SHORT PROBLEM: Every line below is to be quoted exactly, with nothing added or dropped.

DATA PROVIDED:
__________

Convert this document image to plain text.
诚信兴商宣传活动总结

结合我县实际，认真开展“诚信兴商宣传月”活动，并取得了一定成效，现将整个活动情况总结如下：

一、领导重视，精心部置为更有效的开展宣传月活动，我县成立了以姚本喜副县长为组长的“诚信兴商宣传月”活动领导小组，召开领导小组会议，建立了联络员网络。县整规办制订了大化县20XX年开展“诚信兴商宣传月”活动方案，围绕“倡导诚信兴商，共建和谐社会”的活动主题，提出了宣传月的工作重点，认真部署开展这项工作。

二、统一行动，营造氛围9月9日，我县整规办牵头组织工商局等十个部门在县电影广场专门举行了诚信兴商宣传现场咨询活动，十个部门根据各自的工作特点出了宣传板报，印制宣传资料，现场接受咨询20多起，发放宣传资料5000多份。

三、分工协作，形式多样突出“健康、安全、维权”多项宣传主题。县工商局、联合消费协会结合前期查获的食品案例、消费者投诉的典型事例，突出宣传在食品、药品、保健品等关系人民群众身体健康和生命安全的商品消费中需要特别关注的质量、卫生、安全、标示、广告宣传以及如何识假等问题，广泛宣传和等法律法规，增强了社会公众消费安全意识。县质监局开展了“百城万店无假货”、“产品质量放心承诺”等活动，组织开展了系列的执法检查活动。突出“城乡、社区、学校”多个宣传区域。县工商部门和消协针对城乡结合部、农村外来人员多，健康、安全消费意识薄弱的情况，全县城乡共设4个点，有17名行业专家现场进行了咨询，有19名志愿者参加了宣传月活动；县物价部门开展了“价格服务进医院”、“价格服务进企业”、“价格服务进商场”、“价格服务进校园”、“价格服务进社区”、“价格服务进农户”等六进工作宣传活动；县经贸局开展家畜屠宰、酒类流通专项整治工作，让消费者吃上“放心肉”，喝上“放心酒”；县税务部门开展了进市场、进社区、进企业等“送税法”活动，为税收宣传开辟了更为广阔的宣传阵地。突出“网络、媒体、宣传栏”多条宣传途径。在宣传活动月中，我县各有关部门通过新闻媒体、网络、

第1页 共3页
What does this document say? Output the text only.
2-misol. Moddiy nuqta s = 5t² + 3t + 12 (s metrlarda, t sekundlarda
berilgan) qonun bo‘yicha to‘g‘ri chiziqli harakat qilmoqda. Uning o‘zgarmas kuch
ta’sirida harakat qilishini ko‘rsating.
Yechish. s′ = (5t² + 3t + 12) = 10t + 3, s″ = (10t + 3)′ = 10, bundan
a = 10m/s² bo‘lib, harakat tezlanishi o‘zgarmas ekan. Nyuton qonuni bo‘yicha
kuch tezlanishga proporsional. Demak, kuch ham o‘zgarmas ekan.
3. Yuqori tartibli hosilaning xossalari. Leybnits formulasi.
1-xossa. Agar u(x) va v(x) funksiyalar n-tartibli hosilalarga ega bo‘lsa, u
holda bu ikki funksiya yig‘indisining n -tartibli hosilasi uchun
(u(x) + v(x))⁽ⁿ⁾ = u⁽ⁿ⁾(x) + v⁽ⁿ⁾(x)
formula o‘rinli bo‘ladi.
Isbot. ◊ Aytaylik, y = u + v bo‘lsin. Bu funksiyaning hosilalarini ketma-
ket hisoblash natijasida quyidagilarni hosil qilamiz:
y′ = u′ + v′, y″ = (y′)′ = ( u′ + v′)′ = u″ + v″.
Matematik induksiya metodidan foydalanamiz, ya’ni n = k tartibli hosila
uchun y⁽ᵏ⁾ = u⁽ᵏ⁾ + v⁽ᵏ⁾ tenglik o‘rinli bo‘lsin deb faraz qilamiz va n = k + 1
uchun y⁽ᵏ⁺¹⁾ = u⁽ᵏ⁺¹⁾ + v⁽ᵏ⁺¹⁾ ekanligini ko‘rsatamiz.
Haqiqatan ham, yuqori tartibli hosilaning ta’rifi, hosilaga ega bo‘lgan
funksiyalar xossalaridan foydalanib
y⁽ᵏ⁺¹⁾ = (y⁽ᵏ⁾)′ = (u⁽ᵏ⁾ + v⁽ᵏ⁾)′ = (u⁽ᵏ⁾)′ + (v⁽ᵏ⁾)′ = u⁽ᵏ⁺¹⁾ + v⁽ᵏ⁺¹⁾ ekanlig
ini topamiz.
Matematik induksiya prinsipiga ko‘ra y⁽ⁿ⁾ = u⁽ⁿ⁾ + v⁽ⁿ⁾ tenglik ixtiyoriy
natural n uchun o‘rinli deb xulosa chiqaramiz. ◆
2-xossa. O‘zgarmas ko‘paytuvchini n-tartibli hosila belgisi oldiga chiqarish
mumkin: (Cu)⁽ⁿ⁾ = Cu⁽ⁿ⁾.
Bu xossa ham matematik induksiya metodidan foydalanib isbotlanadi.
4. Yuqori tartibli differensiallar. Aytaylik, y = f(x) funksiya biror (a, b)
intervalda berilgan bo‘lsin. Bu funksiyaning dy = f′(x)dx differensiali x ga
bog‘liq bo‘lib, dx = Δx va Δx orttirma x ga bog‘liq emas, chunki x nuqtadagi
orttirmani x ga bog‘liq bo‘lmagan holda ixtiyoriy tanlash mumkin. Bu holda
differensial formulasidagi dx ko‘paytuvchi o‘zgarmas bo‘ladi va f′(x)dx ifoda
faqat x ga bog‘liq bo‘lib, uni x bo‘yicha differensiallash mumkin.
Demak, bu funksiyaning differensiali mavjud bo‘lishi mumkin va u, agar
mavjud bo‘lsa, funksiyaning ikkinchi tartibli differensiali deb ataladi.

__________

EXERCISE SOLUTION:
Convert this document image to plain text.
诚信兴商宣传活动总结

结合我县实际，认真开展“诚信兴商宣传月”活动，并取得了一定成效，现将整个活动情况总结如下：

一、领导重视，精心部置为更有效的开展宣传月活动，我县成立了以姚本喜副县长为组长的“诚信兴商宣传月”活动领导小组，召开领导小组会议，建立了联络员网络。县整规办制订了大化县20XX年开展“诚信兴商宣传月”活动方案，围绕“倡导诚信兴商，共建和谐社会”的活动主题，提出了宣传月的工作重点，认真部署开展这项工作。

二、统一行动，营造氛围9月9日，我县整规办牵头组织工商局等十个部门在县电影广场专门举行了诚信兴商宣传现场咨询活动，十个部门根据各自的工作特点出了宣传板报，印制宣传资料，现场接受咨询20多起，发放宣传资料5000多份。

三、分工协作，形式多样突出“健康、安全、维权”多项宣传主题。县工商局、联合消费协会结合前期查获的食品案例、消费者投诉的典型事例，突出宣传在食品、药品、保健品等关系人民群众身体健康和生命安全的商品消费中需要特别关注的质量、卫生、安全、标示、广告宣传以及如何识假等问题，广泛宣传和等法律法规，增强了社会公众消费安全意识。县质监局开展了“百城万店无假货”、“产品质量放心承诺”等活动，组织开展了系列的执法检查活动。突出“城乡、社区、学校”多个宣传区域。县工商部门和消协针对城乡结合部、农村外来人员多，健康、安全消费意识薄弱的情况，全县城乡共设4个点，有17名行业专家现场进行了咨询，有19名志愿者参加了宣传月活动；县物价部门开展了“价格服务进医院”、“价格服务进企业”、“价格服务进商场”、“价格服务进校园”、“价格服务进社区”、“价格服务进农户”等六进工作宣传活动；县经贸局开展家畜屠宰、酒类流通专项整治工作，让消费者吃上“放心肉”，喝上“放心酒”；县税务部门开展了进市场、进社区、进企业等“送税法”活动，为税收宣传开辟了更为广阔的宣传阵地。突出“网络、媒体、宣传栏”多条宣传途径。在宣传活动月中，我县各有关部门通过新闻媒体、网络、

第1页 共3页
What does this document say? Output the text only.
2-misol. Moddiy nuqta s = 5t² + 3t + 12 (s metrlarda, t sekundlarda
berilgan) qonun bo‘yicha to‘g‘ri chiziqli harakat qilmoqda. Uning o‘zgarmas kuch
ta’sirida harakat qilishini ko‘rsating.
Yechish. s′ = (5t² + 3t + 12) = 10t + 3, s″ = (10t + 3)′ = 10, bundan
a = 10m/s² bo‘lib, harakat tezlanishi o‘zgarmas ekan. Nyuton qonuni bo‘yicha
kuch tezlanishga proporsional. Demak, kuch ham o‘zgarmas ekan.
3. Yuqori tartibli hosilaning xossalari. Leybnits formulasi.
1-xossa. Agar u(x) va v(x) funksiyalar n-tartibli hosilalarga ega bo‘lsa, u
holda bu ikki funksiya yig‘indisining n -tartibli hosilasi uchun
(u(x) + v(x))⁽ⁿ⁾ = u⁽ⁿ⁾(x) + v⁽ⁿ⁾(x)
formula o‘rinli bo‘ladi.
Isbot. ◊ Aytaylik, y = u + v bo‘lsin. Bu funksiyaning hosilalarini ketma-
ket hisoblash natijasida quyidagilarni hosil qilamiz:
y′ = u′ + v′, y″ = (y′)′ = ( u′ + v′)′ = u″ + v″.
Matematik induksiya metodidan foydalanamiz, ya’ni n = k tartibli hosila
uchun y⁽ᵏ⁾ = u⁽ᵏ⁾ + v⁽ᵏ⁾ tenglik o‘rinli bo‘lsin deb faraz qilamiz va n = k + 1
uchun y⁽ᵏ⁺¹⁾ = u⁽ᵏ⁺¹⁾ + v⁽ᵏ⁺¹⁾ ekanligini ko‘rsatamiz.
Haqiqatan ham, yuqori tartibli hosilaning ta’rifi, hosilaga ega bo‘lgan
funksiyalar xossalaridan foydalanib
y⁽ᵏ⁺¹⁾ = (y⁽ᵏ⁾)′ = (u⁽ᵏ⁾ + v⁽ᵏ⁾)′ = (u⁽ᵏ⁾)′ + (v⁽ᵏ⁾)′ = u⁽ᵏ⁺¹⁾ + v⁽ᵏ⁺¹⁾ ekanlig
ini topamiz.
Matematik induksiya prinsipiga ko‘ra y⁽ⁿ⁾ = u⁽ⁿ⁾ + v⁽ⁿ⁾ tenglik ixtiyoriy
natural n uchun o‘rinli deb xulosa chiqaramiz. ◆
2-xossa. O‘zgarmas ko‘paytuvchini n-tartibli hosila belgisi oldiga chiqarish
mumkin: (Cu)⁽ⁿ⁾ = Cu⁽ⁿ⁾.
Bu xossa ham matematik induksiya metodidan foydalanib isbotlanadi.
4. Yuqori tartibli differensiallar. Aytaylik, y = f(x) funksiya biror (a, b)
intervalda berilgan bo‘lsin. Bu funksiyaning dy = f′(x)dx differensiali x ga
bog‘liq bo‘lib, dx = Δx va Δx orttirma x ga bog‘liq emas, chunki x nuqtadagi
orttirmani x ga bog‘liq bo‘lmagan holda ixtiyoriy tanlash mumkin. Bu holda
differensial formulasidagi dx ko‘paytuvchi o‘zgarmas bo‘ladi va f′(x)dx ifoda
faqat x ga bog‘liq bo‘lib, uni x bo‘yicha differensiallash mumkin.
Demak, bu funksiyaning differensiali mavjud bo‘lishi mumkin va u, agar
mavjud bo‘lsa, funksiyaning ikkinchi tartibli differensiali deb ataladi.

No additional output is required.